Copy all lines holding the word "natural" from the entries.

(Entries from a dataset)
____
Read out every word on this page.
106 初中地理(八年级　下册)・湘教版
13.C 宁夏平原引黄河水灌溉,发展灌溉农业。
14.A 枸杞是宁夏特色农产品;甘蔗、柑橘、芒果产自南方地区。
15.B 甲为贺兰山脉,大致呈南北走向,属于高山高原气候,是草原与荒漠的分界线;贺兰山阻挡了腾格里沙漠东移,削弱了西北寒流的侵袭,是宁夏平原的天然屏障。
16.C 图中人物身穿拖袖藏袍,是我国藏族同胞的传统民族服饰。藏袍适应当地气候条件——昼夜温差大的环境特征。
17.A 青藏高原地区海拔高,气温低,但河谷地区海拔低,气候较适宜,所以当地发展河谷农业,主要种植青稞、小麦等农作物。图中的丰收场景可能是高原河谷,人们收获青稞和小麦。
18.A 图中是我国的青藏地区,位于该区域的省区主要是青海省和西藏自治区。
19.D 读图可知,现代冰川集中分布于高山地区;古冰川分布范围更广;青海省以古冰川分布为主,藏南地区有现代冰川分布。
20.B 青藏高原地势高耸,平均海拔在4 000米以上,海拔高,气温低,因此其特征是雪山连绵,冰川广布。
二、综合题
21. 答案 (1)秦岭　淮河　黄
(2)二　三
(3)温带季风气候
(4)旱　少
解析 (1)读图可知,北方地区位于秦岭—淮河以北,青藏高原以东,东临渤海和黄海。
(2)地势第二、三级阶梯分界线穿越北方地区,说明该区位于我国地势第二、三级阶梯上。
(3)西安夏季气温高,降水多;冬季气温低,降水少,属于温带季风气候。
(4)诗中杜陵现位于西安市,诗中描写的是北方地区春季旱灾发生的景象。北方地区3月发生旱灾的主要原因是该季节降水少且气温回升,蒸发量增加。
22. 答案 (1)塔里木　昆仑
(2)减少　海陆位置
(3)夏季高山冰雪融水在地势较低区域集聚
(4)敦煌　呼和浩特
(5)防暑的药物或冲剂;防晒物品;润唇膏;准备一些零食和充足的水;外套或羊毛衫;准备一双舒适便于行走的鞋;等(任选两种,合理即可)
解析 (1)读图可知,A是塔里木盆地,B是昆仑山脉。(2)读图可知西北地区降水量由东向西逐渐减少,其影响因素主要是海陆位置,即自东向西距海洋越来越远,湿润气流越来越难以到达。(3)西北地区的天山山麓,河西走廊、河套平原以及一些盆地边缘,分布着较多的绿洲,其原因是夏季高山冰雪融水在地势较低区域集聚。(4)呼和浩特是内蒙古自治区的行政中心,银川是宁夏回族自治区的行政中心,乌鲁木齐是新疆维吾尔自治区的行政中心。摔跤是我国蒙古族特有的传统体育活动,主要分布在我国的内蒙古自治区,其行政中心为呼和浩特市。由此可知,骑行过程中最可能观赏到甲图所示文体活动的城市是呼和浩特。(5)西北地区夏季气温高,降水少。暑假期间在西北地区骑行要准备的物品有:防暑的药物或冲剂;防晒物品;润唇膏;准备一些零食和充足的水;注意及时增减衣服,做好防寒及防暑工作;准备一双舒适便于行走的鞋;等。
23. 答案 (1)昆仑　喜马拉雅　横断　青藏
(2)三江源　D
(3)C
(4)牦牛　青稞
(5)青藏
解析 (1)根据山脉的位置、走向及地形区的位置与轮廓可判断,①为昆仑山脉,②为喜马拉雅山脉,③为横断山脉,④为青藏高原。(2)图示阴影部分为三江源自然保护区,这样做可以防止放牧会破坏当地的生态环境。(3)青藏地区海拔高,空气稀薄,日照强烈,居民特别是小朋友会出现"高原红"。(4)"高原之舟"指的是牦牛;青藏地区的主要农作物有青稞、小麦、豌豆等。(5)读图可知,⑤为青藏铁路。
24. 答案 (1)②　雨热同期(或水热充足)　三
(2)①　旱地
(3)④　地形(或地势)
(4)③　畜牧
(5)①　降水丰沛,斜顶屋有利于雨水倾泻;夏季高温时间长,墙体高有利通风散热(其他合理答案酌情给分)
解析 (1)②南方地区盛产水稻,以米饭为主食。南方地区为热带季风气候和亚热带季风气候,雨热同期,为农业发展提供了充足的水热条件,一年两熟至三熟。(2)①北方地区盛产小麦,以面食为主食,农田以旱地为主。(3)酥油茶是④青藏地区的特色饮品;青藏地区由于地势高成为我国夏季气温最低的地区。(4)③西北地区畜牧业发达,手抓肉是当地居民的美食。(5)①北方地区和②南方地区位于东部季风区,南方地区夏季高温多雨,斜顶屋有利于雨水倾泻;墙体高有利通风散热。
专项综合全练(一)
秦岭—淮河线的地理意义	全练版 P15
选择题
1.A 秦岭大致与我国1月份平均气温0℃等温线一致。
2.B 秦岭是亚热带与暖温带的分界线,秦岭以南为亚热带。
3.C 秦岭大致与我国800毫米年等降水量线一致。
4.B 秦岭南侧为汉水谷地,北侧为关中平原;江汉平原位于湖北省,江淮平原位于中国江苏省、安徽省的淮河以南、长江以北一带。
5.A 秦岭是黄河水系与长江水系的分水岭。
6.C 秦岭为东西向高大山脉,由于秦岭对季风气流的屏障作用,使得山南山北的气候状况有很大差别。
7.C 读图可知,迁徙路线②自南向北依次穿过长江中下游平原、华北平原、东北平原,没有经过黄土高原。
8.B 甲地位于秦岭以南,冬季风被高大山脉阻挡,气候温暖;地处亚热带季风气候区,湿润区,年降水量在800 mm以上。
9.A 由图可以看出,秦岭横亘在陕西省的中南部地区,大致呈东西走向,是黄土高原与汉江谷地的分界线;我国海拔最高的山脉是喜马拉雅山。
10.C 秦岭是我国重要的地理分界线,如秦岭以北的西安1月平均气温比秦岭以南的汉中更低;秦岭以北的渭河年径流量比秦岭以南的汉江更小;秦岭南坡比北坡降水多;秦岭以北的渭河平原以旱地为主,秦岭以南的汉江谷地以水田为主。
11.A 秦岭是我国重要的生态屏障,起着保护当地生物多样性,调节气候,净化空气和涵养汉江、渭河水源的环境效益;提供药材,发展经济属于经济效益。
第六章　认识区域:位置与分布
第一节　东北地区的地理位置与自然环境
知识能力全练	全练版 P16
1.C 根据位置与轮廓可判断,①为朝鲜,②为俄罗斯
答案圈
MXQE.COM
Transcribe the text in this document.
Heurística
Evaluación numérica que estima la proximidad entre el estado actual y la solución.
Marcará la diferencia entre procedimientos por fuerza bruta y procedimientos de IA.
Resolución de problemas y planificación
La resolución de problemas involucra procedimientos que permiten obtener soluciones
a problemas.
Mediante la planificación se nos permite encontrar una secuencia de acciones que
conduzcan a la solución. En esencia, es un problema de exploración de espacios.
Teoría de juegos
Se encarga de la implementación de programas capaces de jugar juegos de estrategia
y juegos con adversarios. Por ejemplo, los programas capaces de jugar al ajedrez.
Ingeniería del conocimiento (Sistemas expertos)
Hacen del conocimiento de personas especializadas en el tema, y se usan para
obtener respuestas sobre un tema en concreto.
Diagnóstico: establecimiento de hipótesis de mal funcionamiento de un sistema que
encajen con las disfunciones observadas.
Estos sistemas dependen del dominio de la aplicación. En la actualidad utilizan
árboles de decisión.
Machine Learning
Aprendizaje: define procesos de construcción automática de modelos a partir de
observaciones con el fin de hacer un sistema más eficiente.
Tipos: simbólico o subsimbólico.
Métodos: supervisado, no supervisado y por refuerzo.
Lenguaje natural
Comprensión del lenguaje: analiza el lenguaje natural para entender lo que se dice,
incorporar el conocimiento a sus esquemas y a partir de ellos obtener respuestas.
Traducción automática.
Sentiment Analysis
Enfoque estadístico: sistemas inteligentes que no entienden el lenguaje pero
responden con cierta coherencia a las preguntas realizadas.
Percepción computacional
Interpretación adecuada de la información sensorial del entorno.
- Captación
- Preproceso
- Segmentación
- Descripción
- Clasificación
____
» **Worked solution**:
Lenguaje natural
Comprensión del lenguaje: analiza el lenguaje natural para entender lo que se dice,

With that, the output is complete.